- WRITTEN TASK:
What is the number of lines in the data that hold the string "open"? Reply with that number only.

- Source data:
━━━

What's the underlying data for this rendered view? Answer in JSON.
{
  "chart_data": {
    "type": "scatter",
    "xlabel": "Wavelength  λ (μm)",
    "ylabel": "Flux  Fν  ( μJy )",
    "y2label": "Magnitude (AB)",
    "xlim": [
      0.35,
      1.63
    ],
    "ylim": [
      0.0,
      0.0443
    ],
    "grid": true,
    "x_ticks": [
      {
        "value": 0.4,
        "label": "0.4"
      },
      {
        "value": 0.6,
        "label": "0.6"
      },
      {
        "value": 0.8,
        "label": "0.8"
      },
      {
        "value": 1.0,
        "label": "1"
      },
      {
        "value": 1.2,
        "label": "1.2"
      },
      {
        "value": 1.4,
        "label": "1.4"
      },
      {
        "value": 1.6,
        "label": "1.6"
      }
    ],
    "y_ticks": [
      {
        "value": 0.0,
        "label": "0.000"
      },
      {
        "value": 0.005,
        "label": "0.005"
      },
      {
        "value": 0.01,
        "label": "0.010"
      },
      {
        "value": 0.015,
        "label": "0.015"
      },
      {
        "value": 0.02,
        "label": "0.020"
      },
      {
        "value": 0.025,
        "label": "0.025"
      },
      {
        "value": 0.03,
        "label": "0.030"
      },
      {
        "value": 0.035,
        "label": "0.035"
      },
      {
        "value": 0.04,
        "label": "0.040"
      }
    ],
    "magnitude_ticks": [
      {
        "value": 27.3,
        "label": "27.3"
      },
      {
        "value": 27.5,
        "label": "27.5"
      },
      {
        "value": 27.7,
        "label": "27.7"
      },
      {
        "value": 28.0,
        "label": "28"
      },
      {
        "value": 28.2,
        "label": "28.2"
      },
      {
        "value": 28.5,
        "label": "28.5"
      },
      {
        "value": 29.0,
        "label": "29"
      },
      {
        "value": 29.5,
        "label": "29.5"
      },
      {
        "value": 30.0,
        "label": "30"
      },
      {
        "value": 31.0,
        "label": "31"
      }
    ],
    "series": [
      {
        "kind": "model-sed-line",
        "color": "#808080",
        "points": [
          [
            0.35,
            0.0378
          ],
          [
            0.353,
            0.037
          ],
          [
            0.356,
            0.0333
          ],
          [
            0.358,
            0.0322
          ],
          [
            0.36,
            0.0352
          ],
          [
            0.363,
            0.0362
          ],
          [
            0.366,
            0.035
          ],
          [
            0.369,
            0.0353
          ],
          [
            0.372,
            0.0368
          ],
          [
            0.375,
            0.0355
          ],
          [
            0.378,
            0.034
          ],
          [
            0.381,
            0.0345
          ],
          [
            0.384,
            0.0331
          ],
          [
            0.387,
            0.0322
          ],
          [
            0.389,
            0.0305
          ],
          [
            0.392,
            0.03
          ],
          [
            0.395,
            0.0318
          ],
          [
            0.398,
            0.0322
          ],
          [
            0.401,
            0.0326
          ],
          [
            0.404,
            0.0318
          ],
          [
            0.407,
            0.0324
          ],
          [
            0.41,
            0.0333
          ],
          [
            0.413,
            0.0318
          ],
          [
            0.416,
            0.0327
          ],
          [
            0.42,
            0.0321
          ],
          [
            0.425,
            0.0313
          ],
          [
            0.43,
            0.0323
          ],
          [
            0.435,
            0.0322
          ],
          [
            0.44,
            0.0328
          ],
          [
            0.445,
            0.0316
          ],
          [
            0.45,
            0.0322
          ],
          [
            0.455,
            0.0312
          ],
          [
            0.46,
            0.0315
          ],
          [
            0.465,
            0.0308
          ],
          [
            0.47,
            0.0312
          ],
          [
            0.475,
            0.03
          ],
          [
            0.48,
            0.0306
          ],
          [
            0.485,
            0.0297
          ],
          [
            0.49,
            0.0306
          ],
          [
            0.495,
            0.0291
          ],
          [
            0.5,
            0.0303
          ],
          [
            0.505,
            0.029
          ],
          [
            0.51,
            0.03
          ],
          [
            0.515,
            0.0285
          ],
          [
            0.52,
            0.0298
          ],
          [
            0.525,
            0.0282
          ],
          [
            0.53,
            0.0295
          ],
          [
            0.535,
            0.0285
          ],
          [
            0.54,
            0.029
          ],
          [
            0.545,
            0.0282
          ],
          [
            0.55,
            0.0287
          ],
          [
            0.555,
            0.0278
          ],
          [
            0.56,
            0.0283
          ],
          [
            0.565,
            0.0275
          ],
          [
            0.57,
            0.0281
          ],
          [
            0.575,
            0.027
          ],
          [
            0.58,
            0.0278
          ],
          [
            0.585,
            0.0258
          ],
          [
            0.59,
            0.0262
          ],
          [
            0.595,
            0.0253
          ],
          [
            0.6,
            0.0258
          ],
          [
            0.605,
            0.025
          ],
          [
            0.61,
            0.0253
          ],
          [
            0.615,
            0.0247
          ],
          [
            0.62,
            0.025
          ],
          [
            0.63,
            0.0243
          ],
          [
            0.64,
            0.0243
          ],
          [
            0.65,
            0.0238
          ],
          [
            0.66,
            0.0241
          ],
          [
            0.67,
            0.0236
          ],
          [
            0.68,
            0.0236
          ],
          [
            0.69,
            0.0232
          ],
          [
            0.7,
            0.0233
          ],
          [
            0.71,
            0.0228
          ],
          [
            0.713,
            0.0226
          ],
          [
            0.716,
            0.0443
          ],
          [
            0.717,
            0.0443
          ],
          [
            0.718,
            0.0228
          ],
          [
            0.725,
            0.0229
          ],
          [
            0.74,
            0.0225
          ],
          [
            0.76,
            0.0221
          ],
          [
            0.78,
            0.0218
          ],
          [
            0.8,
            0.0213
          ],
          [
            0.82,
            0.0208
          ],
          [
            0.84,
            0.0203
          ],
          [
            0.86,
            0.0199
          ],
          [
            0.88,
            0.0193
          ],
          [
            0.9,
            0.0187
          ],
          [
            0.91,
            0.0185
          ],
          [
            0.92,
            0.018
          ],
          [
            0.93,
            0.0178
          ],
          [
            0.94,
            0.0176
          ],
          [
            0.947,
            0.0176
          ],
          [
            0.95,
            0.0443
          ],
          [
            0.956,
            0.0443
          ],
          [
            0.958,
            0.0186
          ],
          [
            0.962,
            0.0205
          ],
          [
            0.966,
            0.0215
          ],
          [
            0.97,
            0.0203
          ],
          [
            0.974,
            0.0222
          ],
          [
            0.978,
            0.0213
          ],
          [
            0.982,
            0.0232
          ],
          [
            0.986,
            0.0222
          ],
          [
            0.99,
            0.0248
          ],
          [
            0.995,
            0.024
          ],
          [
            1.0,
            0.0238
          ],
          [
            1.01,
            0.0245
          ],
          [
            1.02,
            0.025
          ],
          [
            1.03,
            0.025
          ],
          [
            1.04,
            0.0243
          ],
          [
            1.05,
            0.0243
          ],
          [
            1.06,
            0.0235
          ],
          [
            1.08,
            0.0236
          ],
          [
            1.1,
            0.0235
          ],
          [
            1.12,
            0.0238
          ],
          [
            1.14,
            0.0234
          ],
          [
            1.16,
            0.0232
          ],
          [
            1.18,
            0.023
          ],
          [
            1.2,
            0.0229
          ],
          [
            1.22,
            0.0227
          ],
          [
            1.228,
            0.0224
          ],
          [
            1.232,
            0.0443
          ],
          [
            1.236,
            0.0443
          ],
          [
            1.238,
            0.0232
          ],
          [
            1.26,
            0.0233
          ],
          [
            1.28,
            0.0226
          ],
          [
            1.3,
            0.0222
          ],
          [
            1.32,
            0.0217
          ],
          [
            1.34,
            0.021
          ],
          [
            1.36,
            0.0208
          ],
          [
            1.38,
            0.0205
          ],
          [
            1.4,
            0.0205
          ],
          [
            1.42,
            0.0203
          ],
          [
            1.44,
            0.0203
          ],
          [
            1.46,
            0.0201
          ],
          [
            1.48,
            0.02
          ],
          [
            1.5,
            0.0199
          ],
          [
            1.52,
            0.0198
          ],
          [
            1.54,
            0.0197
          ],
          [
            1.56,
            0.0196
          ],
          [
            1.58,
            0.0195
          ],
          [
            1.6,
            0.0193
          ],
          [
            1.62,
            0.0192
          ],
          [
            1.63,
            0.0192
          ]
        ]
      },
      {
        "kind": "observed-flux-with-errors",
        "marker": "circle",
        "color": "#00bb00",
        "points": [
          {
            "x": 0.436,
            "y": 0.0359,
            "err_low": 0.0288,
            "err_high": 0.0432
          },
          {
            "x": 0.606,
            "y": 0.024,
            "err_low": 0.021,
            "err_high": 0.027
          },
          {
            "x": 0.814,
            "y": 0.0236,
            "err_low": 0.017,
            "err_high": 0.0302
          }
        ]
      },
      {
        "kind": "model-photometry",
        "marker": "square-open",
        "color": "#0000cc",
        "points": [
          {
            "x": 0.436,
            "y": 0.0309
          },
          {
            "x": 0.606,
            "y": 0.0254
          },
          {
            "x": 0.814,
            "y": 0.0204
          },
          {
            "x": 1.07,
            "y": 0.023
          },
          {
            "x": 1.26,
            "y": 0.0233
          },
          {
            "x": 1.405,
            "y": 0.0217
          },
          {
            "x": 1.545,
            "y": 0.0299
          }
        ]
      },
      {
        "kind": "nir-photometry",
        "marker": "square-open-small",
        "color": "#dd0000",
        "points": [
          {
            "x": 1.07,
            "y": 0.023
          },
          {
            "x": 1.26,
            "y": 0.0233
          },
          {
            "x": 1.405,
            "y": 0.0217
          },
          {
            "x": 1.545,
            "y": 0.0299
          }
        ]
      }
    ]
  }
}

━━━

- CORRECT RESPONSE:
2